*Exercise brief*: In the material, from the line containing "review-heading: [117, 633, 487, 686]" up to and including the line containing "running-title: 1906 —", replace "paragraph" with "text-block" and leave everything else unchanged. Return only those lines.

(Element-and-box listings)
######

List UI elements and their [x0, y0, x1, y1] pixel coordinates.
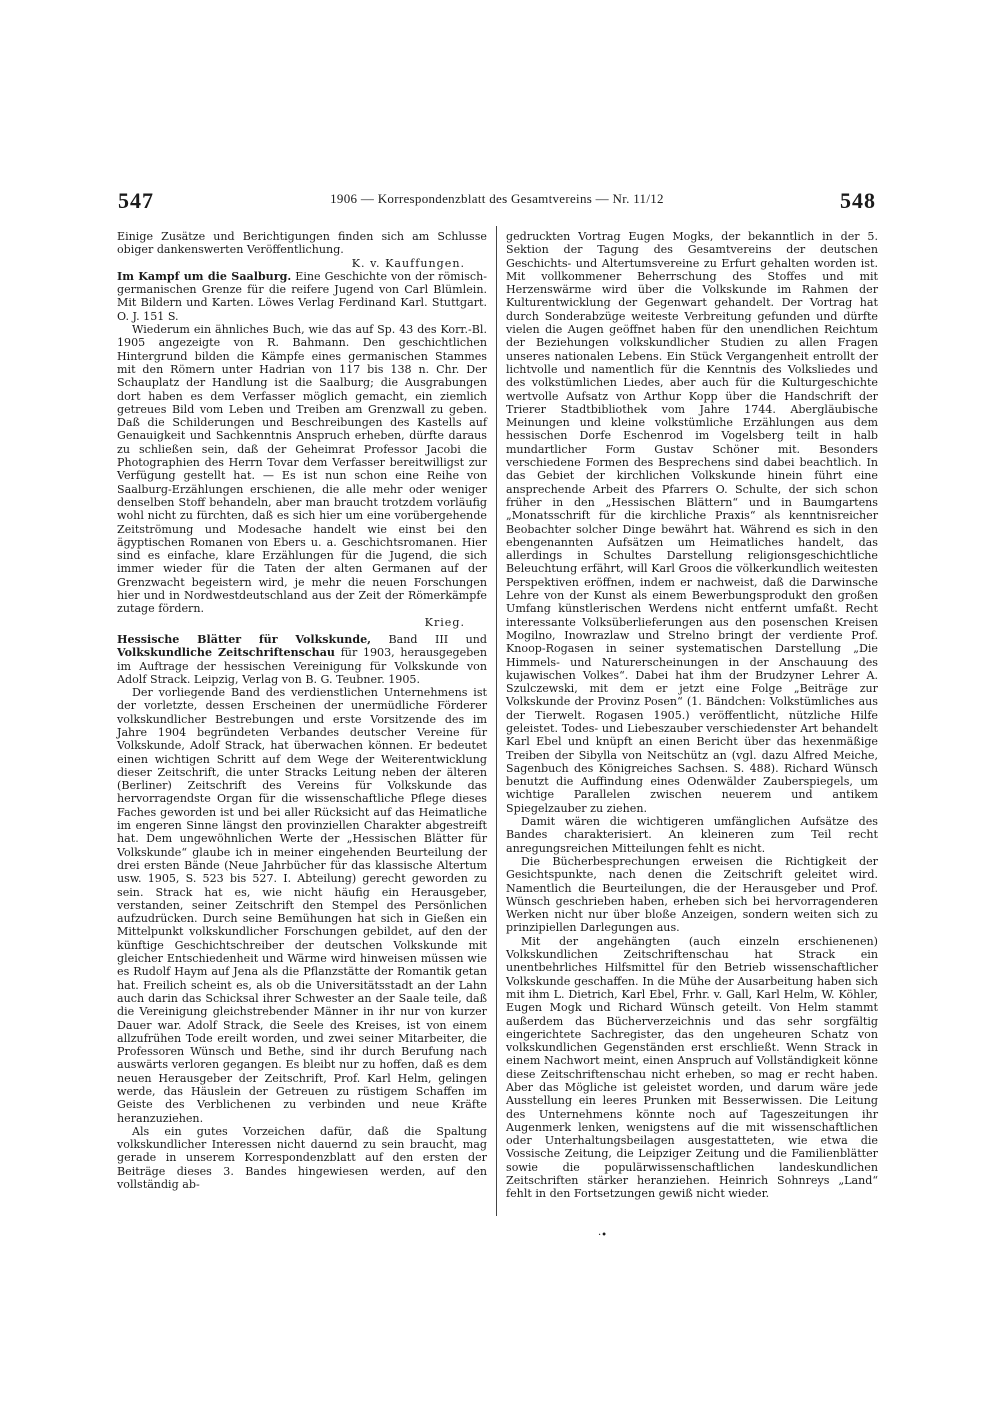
review-heading: [117, 633, 487, 686]
paragraph: Wiederum ein ähnliches Buch, wie das auf Sp. 43 des Korr.-Bl. 1905 angezeigte von R. Bahmann. Den geschichtlichen Hintergrund bilden die Kämpfe eines germanischen Stammes mit den Römern unter Hadrian von 117 bis 138 n. Chr. Der Schauplatz der Handlung ist die Saalburg; die Ausgrabungen dort haben es dem Verfasser möglich gemacht, ein ziemlich getreues Bild vom Leben und Treiben am Grenzwall zu geben. Daß die Schilderungen und Beschreibungen des Kastells auf Genauigkeit und Sachkenntnis Anspruch erheben, dürfte daraus zu schließen sein, daß der Geheimrat Professor Jacobi die Photographien des Herrn Tovar dem Verfasser bereitwilligst zur Verfügung gestellt hat. — Es ist nun schon eine Reihe von Saalburg-Erzählungen erschienen, die alle mehr oder weniger denselben Stoff behandeln, aber man braucht trotzdem vorläufig wohl nicht zu fürchten, daß es sich hier um eine vorübergehende Zeitströmung und Modesache handelt wie einst bei den ägyptischen Romanen von Ebers u. a. Geschichtsromanen. Hier sind es einfache, klare Erzählungen für die Jugend, die sich immer wieder für die Taten der alten Germanen auf der Grenzwacht begeistern wird, je mehr die neuen Forschungen hier und in Nordwestdeutschland aus der Zeit der Römerkämpfe zutage fördern.: [117, 323, 487, 616]
signature: K. v. Kauffungen.: [351, 256, 465, 270]
review-title: Volkskundliche Zeitschriftenschau: [117, 646, 336, 660]
page-header: [118, 188, 876, 214]
review-connector: Band III und: [371, 632, 487, 646]
paragraph: Damit wären die wichtigeren umfänglichen Aufsätze des Bandes charakterisiert. An kleineren zum Teil recht anregungsreichen Mitteilungen fehlt es nicht.: [506, 815, 878, 855]
page-number-left: 547: [118, 188, 154, 213]
right-column: [506, 230, 878, 1201]
running-title: 1906 — Korrespondenzblatt des Gesamtvereins — Nr. 11/12: [330, 191, 664, 206]
review-bibliography: Eine Geschichte von der römisch-germanischen Grenze für die reifere Jugend von Carl Blümlein. Mit Bildern und Karten. Löwes Verlag Ferdinand Karl. Stuttgart. O. J. 151 S.: [117, 269, 488, 323]
page-number-right: 548: [840, 188, 876, 213]
review-title: Im Kampf um die Saalburg.: [117, 269, 292, 283]
review-heading: [117, 270, 487, 323]
review-bibliography: für 1903, herausgegeben im Auftrage der hessischen Vereinigung für Volkskunde von Adolf Strack. Leipzig, Verlag von B. G. Teubner. 1905.: [117, 646, 487, 686]
column-divider: [496, 226, 497, 1216]
paragraph: Der vorliegende Band des verdienstlichen Unternehmens ist der vorletzte, dessen Erscheinen der unermüdliche Förderer volkskundlicher Bestrebungen und erste Vorsitzende des im Jahre 1904 begründeten Verbandes deutscher Vereine für Volkskunde, Adolf Strack, hat überwachen können. Er bedeutet einen wichtigen Schritt auf dem Wege der Weiterentwicklung dieser Zeitschrift, die unter Stracks Leitung neben der älteren (Berliner) Zeitschrift des Vereins für Volkskunde das hervorragendste Organ für die wissenschaftliche Pflege dieses Faches geworden ist und bei aller Rücksicht auf das Heimatliche im engeren Sinne längst den provinziellen Charakter abgestreift hat. Dem ungewöhnlichen Werte der „Hessischen Blätter für Volkskunde“ glaube ich in meiner eingehenden Beurteilung der drei ersten Bände (Neue Jahrbücher für das klassische Altertum usw. 1905, S. 523 bis 527. I. Abteilung) gerecht geworden zu sein. Strack hat es, wie nicht häufig ein Herausgeber, verstanden, seiner Zeitschrift den Stempel des Persönlichen aufzudrücken. Durch seine Bemühungen hat sich in Gießen ein Mittelpunkt volkskundlicher Forschungen gebildet, auf den der künftige Geschichtschreiber der deutschen Volkskunde mit gleicher Entschiedenheit und Wärme wird hinweisen müssen wie es Rudolf Haym auf Jena als die Pflanzstätte der Romantik getan hat. Freilich scheint es, als ob die Universitätsstadt an der Lahn auch darin das Schicksal ihrer Schwester an der Saale teile, daß die Vereinigung gleichstrebender Männer in ihr nur von kurzer Dauer war. Adolf Strack, die Seele des Kreises, ist von einem allzufrühen Tode ereilt worden, und zwei seiner Mitarbeiter, die Professoren Wünsch und Bethe, sind ihr durch Berufung nach auswärts verloren gegangen. Es bleibt nur zu hoffen, daß es dem neuen Herausgeber der Zeitschrift, Prof. Karl Helm, gelingen werde, das Häuslein der Getreuen zu rüstigem Schaffen im Geiste des Verblichenen zu verbinden und neue Kräfte heranzuziehen.: [117, 686, 487, 1125]
signature: Krieg.: [424, 615, 465, 629]
paragraph: Als ein gutes Vorzeichen dafür, daß die Spaltung volkskundlicher Interessen nicht dauernd zu sein braucht, mag gerade in unserem Korrespondenzblatt auf den ersten der Beiträge dieses 3. Bandes hingewiesen werden, auf den vollständig ab-: [117, 1124, 487, 1192]
printer-mark: ·•: [598, 1230, 608, 1241]
paragraph: Die Bücherbesprechungen erweisen die Richtigkeit der Gesichtspunkte, nach denen die Zeitschrift geleitet wird. Namentlich die Beurteilungen, die der Herausgeber und Prof. Wünsch geschrieben haben, erheben sich bei hervorragenderen Werken nicht nur über bloße Anzeigen, sondern weiten sich zu prinzipiellen Darlegungen aus.: [506, 854, 878, 935]
paragraph: gedruckten Vortrag Eugen Mogks, der bekanntlich in der 5. Sektion der Tagung des Gesamtvereins der deutschen Geschichts- und Altertumsvereine zu Erfurt gehalten worden ist. Mit vollkommener Beherrschung des Stoffes und mit Herzenswärme wird über die Volkskunde im Rahmen der Kulturentwicklung der Gegenwart gehandelt. Der Vortrag hat durch Sonderabzüge weiteste Verbreitung gefunden und dürfte vielen die Augen geöffnet haben für den unendlichen Reichtum der Beziehungen volkskundlicher Studien zu allen Fragen unseres nationalen Lebens. Ein Stück Vergangenheit entrollt der lichtvolle und namentlich für die Kenntnis des Volksliedes und des volkstümlichen Liedes, aber auch für die Kulturgeschichte wertvolle Aufsatz von Arthur Kopp über die Handschrift der Trierer Stadtbibliothek vom Jahre 1744. Abergläubische Meinungen und kleine volkstümliche Erzählungen aus dem hessischen Dorfe Eschenrod im Vogelsberg teilt in halb mundartlicher Form Gustav Schöner mit. Besonders verschiedene Formen des Besprechens sind dabei beachtlich. In das Gebiet der kirchlichen Volkskunde hinein führt eine ansprechende Arbeit des Pfarrers O. Schulte, der sich schon früher in den „Hessischen Blättern“ und in Baumgartens „Monatsschrift für die kirchliche Praxis“ als kenntnisreicher Beobachter solcher Dinge bewährt hat. Während es sich in den ebengenannten Aufsätzen um Heimatliches handelt, das allerdings in Schultes Darstellung religionsgeschichtliche Beleuchtung erfährt, will Karl Groos die völkerkundlich weitesten Perspektiven eröffnen, indem er nachweist, daß die Darwinsche Lehre von der Kunst als einem Bewerbungsprodukt den großen Umfang künstlerischen Werdens nicht entfernt umfaßt. Recht interessante Volksüberlieferungen aus den posenschen Kreisen Mogilno, Inowrazlaw und Strelno bringt der verdiente Prof. Knoop-Rogasen in seiner systematischen Darstellung „Die Himmels- und Naturerscheinungen in der Anschauung des kujawischen Volkes“. Dabei hat ihm der Brudzyner Lehrer A. Szulczewski, mit dem er jetzt eine Folge „Beiträge zur Volkskunde der Provinz Posen“ (1. Bändchen: Volkstümliches aus der Tierwelt. Rogasen 1905.) veröffentlicht, nützliche Hilfe geleistet. Todes- und Liebeszauber verschiedenster Art behandelt Karl Ebel und knüpft an einen Bericht über das hexenmäßige Treiben der Sibylla von Neitschütz an (vgl. dazu Alfred Meiche, Sagenbuch des Königreiches Sachsen. S. 488). Richard Wünsch benutzt die Auffindung eines Odenwälder Zauberspiegels, um wichtige Parallelen zwischen neuerem und antikem Spiegelzauber zu ziehen.: [506, 230, 878, 815]
paragraph: Mit der angehängten (auch einzeln erschienenen) Volkskundlichen Zeitschriftenschau hat Strack ein unentbehrliches Hilfsmittel für den Betrieb wissenschaftlicher Volkskunde geschaffen. In die Mühe der Ausarbeitung haben sich mit ihm L. Dietrich, Karl Ebel, Frhr. v. Gall, Karl Helm, W. Köhler, Eugen Mogk und Richard Wünsch geteilt. Von Helm stammt außerdem das Bücherverzeichnis und das sehr sorgfältig eingerichtete Sachregister, das den ungeheuren Schatz von volkskundlichen Gegenständen erst erschließt. Wenn Strack in einem Nachwort meint, einen Anspruch auf Vollständigkeit könne diese Zeitschriftenschau nicht erheben, so mag er recht haben. Aber das Mögliche ist geleistet worden, und darum wäre jede Ausstellung ein leeres Prunken mit Besserwissen. Die Leitung des Unternehmens könnte noch auf Tageszeitungen ihr Augenmerk lenken, wenigstens auf die mit wissenschaftlichen oder Unterhaltungsbeilagen ausgestatteten, wie etwa die Vossische Zeitung, die Leipziger Zeitung und die Familienblätter sowie die populärwissenschaftlichen landeskundlichen Zeitschriften stärker heranziehen. Heinrich Sohnreys „Land“ fehlt in den Fortsetzungen gewiß nicht wieder.: [506, 934, 878, 1201]
review-title: Hessische Blätter für Volkskunde,: [117, 632, 372, 646]
paragraph: Einige Zusätze und Berichtigungen finden sich am Schlusse obiger dankenswerten Veröffentlichung.: [117, 230, 487, 257]
left-column: [117, 230, 487, 1191]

######

*Result of this task*:
review-heading: [117, 633, 487, 686]
text-block: Wiederum ein ähnliches Buch, wie das auf Sp. 43 des Korr.-Bl. 1905 angezeigte von R. Bahmann. Den geschichtlichen Hintergrund bilden die Kämpfe eines germanischen Stammes mit den Römern unter Hadrian von 117 bis 138 n. Chr. Der Schauplatz der Handlung ist die Saalburg; die Ausgrabungen dort haben es dem Verfasser möglich gemacht, ein ziemlich getreues Bild vom Leben und Treiben am Grenzwall zu geben. Daß die Schilderungen und Beschreibungen des Kastells auf Genauigkeit und Sachkenntnis Anspruch erheben, dürfte daraus zu schließen sein, daß der Geheimrat Professor Jacobi die Photographien des Herrn Tovar dem Verfasser bereitwilligst zur Verfügung gestellt hat. — Es ist nun schon eine Reihe von Saalburg-Erzählungen erschienen, die alle mehr oder weniger denselben Stoff behandeln, aber man braucht trotzdem vorläufig wohl nicht zu fürchten, daß es sich hier um eine vorübergehende Zeitströmung und Modesache handelt wie einst bei den ägyptischen Romanen von Ebers u. a. Geschichtsromanen. Hier sind es einfache, klare Erzählungen für die Jugend, die sich immer wieder für die Taten der alten Germanen auf der Grenzwacht begeistern wird, je mehr die neuen Forschungen hier und in Nordwestdeutschland aus der Zeit der Römerkämpfe zutage fördern.: [117, 323, 487, 616]
signature: K. v. Kauffungen.: [351, 256, 465, 270]
review-title: Volkskundliche Zeitschriftenschau: [117, 646, 336, 660]
page-header: [118, 188, 876, 214]
review-connector: Band III und: [371, 632, 487, 646]
text-block: Damit wären die wichtigeren umfänglichen Aufsätze des Bandes charakterisiert. An kleineren zum Teil recht anregungsreichen Mitteilungen fehlt es nicht.: [506, 815, 878, 855]
page-number-left: 547: [118, 188, 154, 213]
right-column: [506, 230, 878, 1201]
running-title: 1906 — Korrespondenzblatt des Gesamtvereins — Nr. 11/12: [330, 191, 664, 206]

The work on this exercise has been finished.